# WRITTEN INSTRUCTION
Compute the number of lines that include the string "общего", then output that number and nothing else.

++++ RECORDS PROVIDED

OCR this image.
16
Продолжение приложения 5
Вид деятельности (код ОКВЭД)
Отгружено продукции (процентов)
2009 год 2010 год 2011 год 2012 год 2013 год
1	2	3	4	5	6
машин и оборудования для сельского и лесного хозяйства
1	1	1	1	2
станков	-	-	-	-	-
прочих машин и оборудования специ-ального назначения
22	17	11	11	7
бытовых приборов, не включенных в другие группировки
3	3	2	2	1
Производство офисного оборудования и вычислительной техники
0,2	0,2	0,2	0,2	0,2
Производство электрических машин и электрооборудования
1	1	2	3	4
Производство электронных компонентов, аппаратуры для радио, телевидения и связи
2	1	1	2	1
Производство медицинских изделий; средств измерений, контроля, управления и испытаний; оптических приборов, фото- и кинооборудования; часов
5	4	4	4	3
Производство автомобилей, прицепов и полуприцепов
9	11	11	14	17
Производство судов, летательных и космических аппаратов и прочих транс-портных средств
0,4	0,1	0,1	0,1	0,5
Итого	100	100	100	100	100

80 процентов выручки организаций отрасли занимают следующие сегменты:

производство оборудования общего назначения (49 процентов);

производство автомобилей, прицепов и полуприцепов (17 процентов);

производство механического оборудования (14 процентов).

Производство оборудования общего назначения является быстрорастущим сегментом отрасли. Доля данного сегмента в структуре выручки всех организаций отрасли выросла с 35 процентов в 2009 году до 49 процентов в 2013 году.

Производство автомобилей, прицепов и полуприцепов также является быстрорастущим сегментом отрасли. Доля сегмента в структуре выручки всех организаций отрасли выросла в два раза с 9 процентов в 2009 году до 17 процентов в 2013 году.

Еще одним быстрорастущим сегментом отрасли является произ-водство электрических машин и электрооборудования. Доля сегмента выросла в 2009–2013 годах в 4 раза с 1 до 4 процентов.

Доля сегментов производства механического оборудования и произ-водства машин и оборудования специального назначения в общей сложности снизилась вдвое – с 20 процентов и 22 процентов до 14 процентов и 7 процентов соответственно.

++++++++

# RESULT OF THE EXERCISE
2